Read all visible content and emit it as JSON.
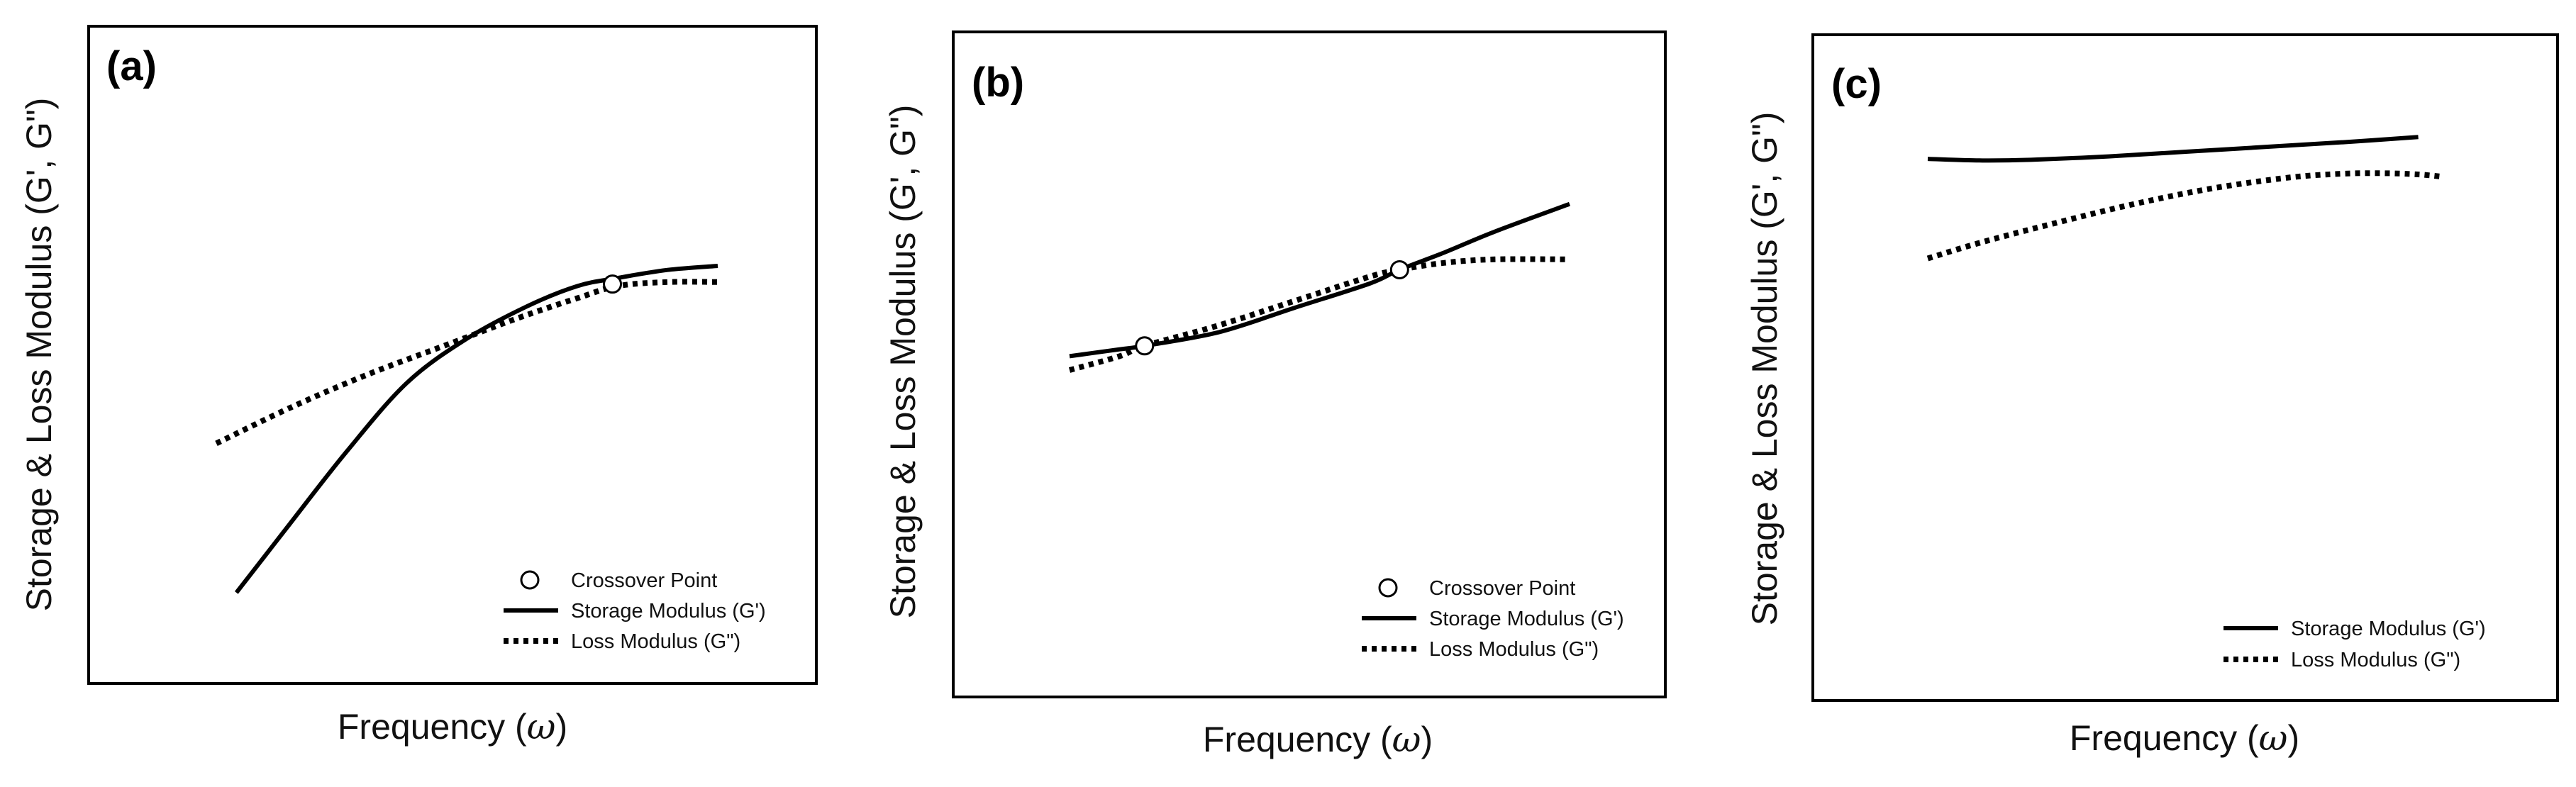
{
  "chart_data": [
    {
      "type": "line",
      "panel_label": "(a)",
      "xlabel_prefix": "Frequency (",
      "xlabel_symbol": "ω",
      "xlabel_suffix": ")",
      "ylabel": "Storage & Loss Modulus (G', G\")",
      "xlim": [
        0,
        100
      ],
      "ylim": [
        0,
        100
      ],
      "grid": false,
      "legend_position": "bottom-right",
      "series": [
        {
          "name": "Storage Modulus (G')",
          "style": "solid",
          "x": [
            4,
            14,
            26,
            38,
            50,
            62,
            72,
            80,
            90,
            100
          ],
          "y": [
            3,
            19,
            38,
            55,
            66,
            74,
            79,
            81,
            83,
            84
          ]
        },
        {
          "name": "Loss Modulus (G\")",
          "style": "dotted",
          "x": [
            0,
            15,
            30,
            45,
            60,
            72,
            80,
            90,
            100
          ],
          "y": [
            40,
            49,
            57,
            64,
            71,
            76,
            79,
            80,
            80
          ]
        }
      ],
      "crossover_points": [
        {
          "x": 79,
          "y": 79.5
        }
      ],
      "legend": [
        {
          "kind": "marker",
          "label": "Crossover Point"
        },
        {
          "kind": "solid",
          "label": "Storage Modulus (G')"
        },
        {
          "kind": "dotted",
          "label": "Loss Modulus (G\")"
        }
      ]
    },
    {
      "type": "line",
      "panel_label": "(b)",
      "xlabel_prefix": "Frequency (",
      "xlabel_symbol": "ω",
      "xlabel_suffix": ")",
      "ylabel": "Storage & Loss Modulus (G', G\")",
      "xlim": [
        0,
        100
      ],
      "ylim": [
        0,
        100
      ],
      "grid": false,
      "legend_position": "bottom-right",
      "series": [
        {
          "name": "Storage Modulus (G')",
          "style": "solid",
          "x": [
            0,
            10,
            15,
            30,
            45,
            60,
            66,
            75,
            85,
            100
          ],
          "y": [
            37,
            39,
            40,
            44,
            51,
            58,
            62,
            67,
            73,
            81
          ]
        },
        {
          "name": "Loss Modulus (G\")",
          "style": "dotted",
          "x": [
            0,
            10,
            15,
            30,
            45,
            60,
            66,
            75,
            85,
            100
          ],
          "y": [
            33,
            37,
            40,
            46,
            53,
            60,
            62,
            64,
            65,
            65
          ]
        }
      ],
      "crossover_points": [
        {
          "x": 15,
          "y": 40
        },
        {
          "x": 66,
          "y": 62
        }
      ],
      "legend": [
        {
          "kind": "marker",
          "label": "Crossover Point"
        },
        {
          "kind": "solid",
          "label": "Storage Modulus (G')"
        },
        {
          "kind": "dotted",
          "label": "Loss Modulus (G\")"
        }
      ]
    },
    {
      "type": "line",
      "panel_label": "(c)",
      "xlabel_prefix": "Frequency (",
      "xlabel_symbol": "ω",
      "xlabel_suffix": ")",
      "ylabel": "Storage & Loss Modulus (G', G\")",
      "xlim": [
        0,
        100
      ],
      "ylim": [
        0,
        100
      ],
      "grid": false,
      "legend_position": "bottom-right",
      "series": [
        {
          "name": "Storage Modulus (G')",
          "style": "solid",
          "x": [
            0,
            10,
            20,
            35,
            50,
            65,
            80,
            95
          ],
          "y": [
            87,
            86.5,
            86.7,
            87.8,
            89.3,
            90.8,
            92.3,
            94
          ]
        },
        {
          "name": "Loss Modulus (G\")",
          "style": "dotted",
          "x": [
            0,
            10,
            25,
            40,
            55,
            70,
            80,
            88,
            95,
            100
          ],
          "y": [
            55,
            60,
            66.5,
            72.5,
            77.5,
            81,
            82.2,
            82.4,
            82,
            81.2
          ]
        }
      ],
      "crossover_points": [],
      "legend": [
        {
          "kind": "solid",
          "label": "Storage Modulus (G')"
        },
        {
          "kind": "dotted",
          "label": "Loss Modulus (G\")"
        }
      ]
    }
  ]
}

--

#### THE PROBLEM
Copy every record above exactly, leaving out any pictures.

#### FINAL ANSWER
Read all visible content and emit it as JSON.
{
  "chart_data": [
    {
      "type": "line",
      "panel_label": "(a)",
      "xlabel_prefix": "Frequency (",
      "xlabel_symbol": "ω",
      "xlabel_suffix": ")",
      "ylabel": "Storage & Loss Modulus (G', G\")",
      "xlim": [
        0,
        100
      ],
      "ylim": [
        0,
        100
      ],
      "grid": false,
      "legend_position": "bottom-right",
      "series": [
        {
          "name": "Storage Modulus (G')",
          "style": "solid",
          "x": [
            4,
            14,
            26,
            38,
            50,
            62,
            72,
            80,
            90,
            100
          ],
          "y": [
            3,
            19,
            38,
            55,
            66,
            74,
            79,
            81,
            83,
            84
          ]
        },
        {
          "name": "Loss Modulus (G\")",
          "style": "dotted",
          "x": [
            0,
            15,
            30,
            45,
            60,
            72,
            80,
            90,
            100
          ],
          "y": [
            40,
            49,
            57,
            64,
            71,
            76,
            79,
            80,
            80
          ]
        }
      ],
      "crossover_points": [
        {
          "x": 79,
          "y": 79.5
        }
      ],
      "legend": [
        {
          "kind": "marker",
          "label": "Crossover Point"
        },
        {
          "kind": "solid",
          "label": "Storage Modulus (G')"
        },
        {
          "kind": "dotted",
          "label": "Loss Modulus (G\")"
        }
      ]
    },
    {
      "type": "line",
      "panel_label": "(b)",
      "xlabel_prefix": "Frequency (",
      "xlabel_symbol": "ω",
      "xlabel_suffix": ")",
      "ylabel": "Storage & Loss Modulus (G', G\")",
      "xlim": [
        0,
        100
      ],
      "ylim": [
        0,
        100
      ],
      "grid": false,
      "legend_position": "bottom-right",
      "series": [
        {
          "name": "Storage Modulus (G')",
          "style": "solid",
          "x": [
            0,
            10,
            15,
            30,
            45,
            60,
            66,
            75,
            85,
            100
          ],
          "y": [
            37,
            39,
            40,
            44,
            51,
            58,
            62,
            67,
            73,
            81
          ]
        },
        {
          "name": "Loss Modulus (G\")",
          "style": "dotted",
          "x": [
            0,
            10,
            15,
            30,
            45,
            60,
            66,
            75,
            85,
            100
          ],
          "y": [
            33,
            37,
            40,
            46,
            53,
            60,
            62,
            64,
            65,
            65
          ]
        }
      ],
      "crossover_points": [
        {
          "x": 15,
          "y": 40
        },
        {
          "x": 66,
          "y": 62
        }
      ],
      "legend": [
        {
          "kind": "marker",
          "label": "Crossover Point"
        },
        {
          "kind": "solid",
          "label": "Storage Modulus (G')"
        },
        {
          "kind": "dotted",
          "label": "Loss Modulus (G\")"
        }
      ]
    },
    {
      "type": "line",
      "panel_label": "(c)",
      "xlabel_prefix": "Frequency (",
      "xlabel_symbol": "ω",
      "xlabel_suffix": ")",
      "ylabel": "Storage & Loss Modulus (G', G\")",
      "xlim": [
        0,
        100
      ],
      "ylim": [
        0,
        100
      ],
      "grid": false,
      "legend_position": "bottom-right",
      "series": [
        {
          "name": "Storage Modulus (G')",
          "style": "solid",
          "x": [
            0,
            10,
            20,
            35,
            50,
            65,
            80,
            95
          ],
          "y": [
            87,
            86.5,
            86.7,
            87.8,
            89.3,
            90.8,
            92.3,
            94
          ]
        },
        {
          "name": "Loss Modulus (G\")",
          "style": "dotted",
          "x": [
            0,
            10,
            25,
            40,
            55,
            70,
            80,
            88,
            95,
            100
          ],
          "y": [
            55,
            60,
            66.5,
            72.5,
            77.5,
            81,
            82.2,
            82.4,
            82,
            81.2
          ]
        }
      ],
      "crossover_points": [],
      "legend": [
        {
          "kind": "solid",
          "label": "Storage Modulus (G')"
        },
        {
          "kind": "dotted",
          "label": "Loss Modulus (G\")"
        }
      ]
    }
  ]
}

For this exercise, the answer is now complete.